* Begin *

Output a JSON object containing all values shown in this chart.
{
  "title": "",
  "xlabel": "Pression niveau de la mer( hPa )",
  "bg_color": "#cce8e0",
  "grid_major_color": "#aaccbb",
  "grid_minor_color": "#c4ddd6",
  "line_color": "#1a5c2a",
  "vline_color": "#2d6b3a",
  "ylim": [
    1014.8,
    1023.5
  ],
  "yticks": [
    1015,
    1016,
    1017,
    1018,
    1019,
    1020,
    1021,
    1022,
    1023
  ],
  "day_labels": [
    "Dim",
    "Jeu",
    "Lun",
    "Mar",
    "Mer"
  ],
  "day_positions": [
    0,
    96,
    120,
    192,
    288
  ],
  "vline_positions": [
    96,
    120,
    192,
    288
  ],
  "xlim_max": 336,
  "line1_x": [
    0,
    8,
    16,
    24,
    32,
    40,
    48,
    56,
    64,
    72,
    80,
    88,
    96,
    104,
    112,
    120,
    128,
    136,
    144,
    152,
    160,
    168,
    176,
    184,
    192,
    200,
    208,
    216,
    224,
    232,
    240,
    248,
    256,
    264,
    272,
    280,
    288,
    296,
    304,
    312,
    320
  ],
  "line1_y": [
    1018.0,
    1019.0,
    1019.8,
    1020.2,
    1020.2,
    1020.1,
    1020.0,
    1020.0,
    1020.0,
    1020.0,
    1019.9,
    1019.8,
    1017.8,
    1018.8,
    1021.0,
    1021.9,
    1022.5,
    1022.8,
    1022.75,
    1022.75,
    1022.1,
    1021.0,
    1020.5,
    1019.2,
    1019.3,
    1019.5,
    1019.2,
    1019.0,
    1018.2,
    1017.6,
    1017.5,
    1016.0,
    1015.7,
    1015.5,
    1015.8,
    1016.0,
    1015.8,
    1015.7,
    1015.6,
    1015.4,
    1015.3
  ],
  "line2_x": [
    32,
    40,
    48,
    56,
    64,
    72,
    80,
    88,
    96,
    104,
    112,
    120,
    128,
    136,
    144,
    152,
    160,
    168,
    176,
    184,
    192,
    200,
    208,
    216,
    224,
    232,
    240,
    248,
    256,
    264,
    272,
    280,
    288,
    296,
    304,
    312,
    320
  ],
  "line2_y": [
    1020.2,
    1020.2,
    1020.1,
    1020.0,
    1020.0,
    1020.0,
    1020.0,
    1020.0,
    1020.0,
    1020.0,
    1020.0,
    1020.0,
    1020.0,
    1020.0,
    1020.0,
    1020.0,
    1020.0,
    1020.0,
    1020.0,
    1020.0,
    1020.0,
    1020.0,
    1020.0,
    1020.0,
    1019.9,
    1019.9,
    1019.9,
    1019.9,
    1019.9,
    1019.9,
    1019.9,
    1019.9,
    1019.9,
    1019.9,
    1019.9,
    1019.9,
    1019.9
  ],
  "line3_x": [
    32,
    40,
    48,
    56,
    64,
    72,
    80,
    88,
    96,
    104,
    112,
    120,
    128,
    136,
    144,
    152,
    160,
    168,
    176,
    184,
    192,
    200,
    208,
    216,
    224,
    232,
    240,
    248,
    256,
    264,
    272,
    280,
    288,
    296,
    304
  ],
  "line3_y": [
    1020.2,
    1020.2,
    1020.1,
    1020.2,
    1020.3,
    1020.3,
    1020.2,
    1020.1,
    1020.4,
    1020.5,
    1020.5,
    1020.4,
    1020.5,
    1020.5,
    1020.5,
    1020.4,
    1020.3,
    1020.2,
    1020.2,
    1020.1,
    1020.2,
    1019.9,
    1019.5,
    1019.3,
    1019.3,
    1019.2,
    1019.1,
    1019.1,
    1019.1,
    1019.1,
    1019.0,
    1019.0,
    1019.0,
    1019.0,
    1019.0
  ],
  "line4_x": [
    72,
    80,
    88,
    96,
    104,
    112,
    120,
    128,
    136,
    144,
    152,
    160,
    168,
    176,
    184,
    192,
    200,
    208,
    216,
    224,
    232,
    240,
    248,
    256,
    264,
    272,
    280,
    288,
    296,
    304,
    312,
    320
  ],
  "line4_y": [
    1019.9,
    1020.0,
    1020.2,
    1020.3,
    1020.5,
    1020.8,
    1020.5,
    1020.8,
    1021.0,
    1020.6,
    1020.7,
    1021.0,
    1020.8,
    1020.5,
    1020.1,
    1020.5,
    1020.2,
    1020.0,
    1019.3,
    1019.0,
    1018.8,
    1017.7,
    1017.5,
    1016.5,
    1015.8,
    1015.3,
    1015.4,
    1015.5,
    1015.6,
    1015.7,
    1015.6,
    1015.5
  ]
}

* End *

Reproduce all of the entries word for word.

Right answer:
Output a JSON object containing all values shown in this chart.
{
  "title": "",
  "xlabel": "Pression niveau de la mer( hPa )",
  "bg_color": "#cce8e0",
  "grid_major_color": "#aaccbb",
  "grid_minor_color": "#c4ddd6",
  "line_color": "#1a5c2a",
  "vline_color": "#2d6b3a",
  "ylim": [
    1014.8,
    1023.5
  ],
  "yticks": [
    1015,
    1016,
    1017,
    1018,
    1019,
    1020,
    1021,
    1022,
    1023
  ],
  "day_labels": [
    "Dim",
    "Jeu",
    "Lun",
    "Mar",
    "Mer"
  ],
  "day_positions": [
    0,
    96,
    120,
    192,
    288
  ],
  "vline_positions": [
    96,
    120,
    192,
    288
  ],
  "xlim_max": 336,
  "line1_x": [
    0,
    8,
    16,
    24,
    32,
    40,
    48,
    56,
    64,
    72,
    80,
    88,
    96,
    104,
    112,
    120,
    128,
    136,
    144,
    152,
    160,
    168,
    176,
    184,
    192,
    200,
    208,
    216,
    224,
    232,
    240,
    248,
    256,
    264,
    272,
    280,
    288,
    296,
    304,
    312,
    320
  ],
  "line1_y": [
    1018.0,
    1019.0,
    1019.8,
    1020.2,
    1020.2,
    1020.1,
    1020.0,
    1020.0,
    1020.0,
    1020.0,
    1019.9,
    1019.8,
    1017.8,
    1018.8,
    1021.0,
    1021.9,
    1022.5,
    1022.8,
    1022.75,
    1022.75,
    1022.1,
    1021.0,
    1020.5,
    1019.2,
    1019.3,
    1019.5,
    1019.2,
    1019.0,
    1018.2,
    1017.6,
    1017.5,
    1016.0,
    1015.7,
    1015.5,
    1015.8,
    1016.0,
    1015.8,
    1015.7,
    1015.6,
    1015.4,
    1015.3
  ],
  "line2_x": [
    32,
    40,
    48,
    56,
    64,
    72,
    80,
    88,
    96,
    104,
    112,
    120,
    128,
    136,
    144,
    152,
    160,
    168,
    176,
    184,
    192,
    200,
    208,
    216,
    224,
    232,
    240,
    248,
    256,
    264,
    272,
    280,
    288,
    296,
    304,
    312,
    320
  ],
  "line2_y": [
    1020.2,
    1020.2,
    1020.1,
    1020.0,
    1020.0,
    1020.0,
    1020.0,
    1020.0,
    1020.0,
    1020.0,
    1020.0,
    1020.0,
    1020.0,
    1020.0,
    1020.0,
    1020.0,
    1020.0,
    1020.0,
    1020.0,
    1020.0,
    1020.0,
    1020.0,
    1020.0,
    1020.0,
    1019.9,
    1019.9,
    1019.9,
    1019.9,
    1019.9,
    1019.9,
    1019.9,
    1019.9,
    1019.9,
    1019.9,
    1019.9,
    1019.9,
    1019.9
  ],
  "line3_x": [
    32,
    40,
    48,
    56,
    64,
    72,
    80,
    88,
    96,
    104,
    112,
    120,
    128,
    136,
    144,
    152,
    160,
    168,
    176,
    184,
    192,
    200,
    208,
    216,
    224,
    232,
    240,
    248,
    256,
    264,
    272,
    280,
    288,
    296,
    304
  ],
  "line3_y": [
    1020.2,
    1020.2,
    1020.1,
    1020.2,
    1020.3,
    1020.3,
    1020.2,
    1020.1,
    1020.4,
    1020.5,
    1020.5,
    1020.4,
    1020.5,
    1020.5,
    1020.5,
    1020.4,
    1020.3,
    1020.2,
    1020.2,
    1020.1,
    1020.2,
    1019.9,
    1019.5,
    1019.3,
    1019.3,
    1019.2,
    1019.1,
    1019.1,
    1019.1,
    1019.1,
    1019.0,
    1019.0,
    1019.0,
    1019.0,
    1019.0
  ],
  "line4_x": [
    72,
    80,
    88,
    96,
    104,
    112,
    120,
    128,
    136,
    144,
    152,
    160,
    168,
    176,
    184,
    192,
    200,
    208,
    216,
    224,
    232,
    240,
    248,
    256,
    264,
    272,
    280,
    288,
    296,
    304,
    312,
    320
  ],
  "line4_y": [
    1019.9,
    1020.0,
    1020.2,
    1020.3,
    1020.5,
    1020.8,
    1020.5,
    1020.8,
    1021.0,
    1020.6,
    1020.7,
    1021.0,
    1020.8,
    1020.5,
    1020.1,
    1020.5,
    1020.2,
    1020.0,
    1019.3,
    1019.0,
    1018.8,
    1017.7,
    1017.5,
    1016.5,
    1015.8,
    1015.3,
    1015.4,
    1015.5,
    1015.6,
    1015.7,
    1015.6,
    1015.5
  ]
}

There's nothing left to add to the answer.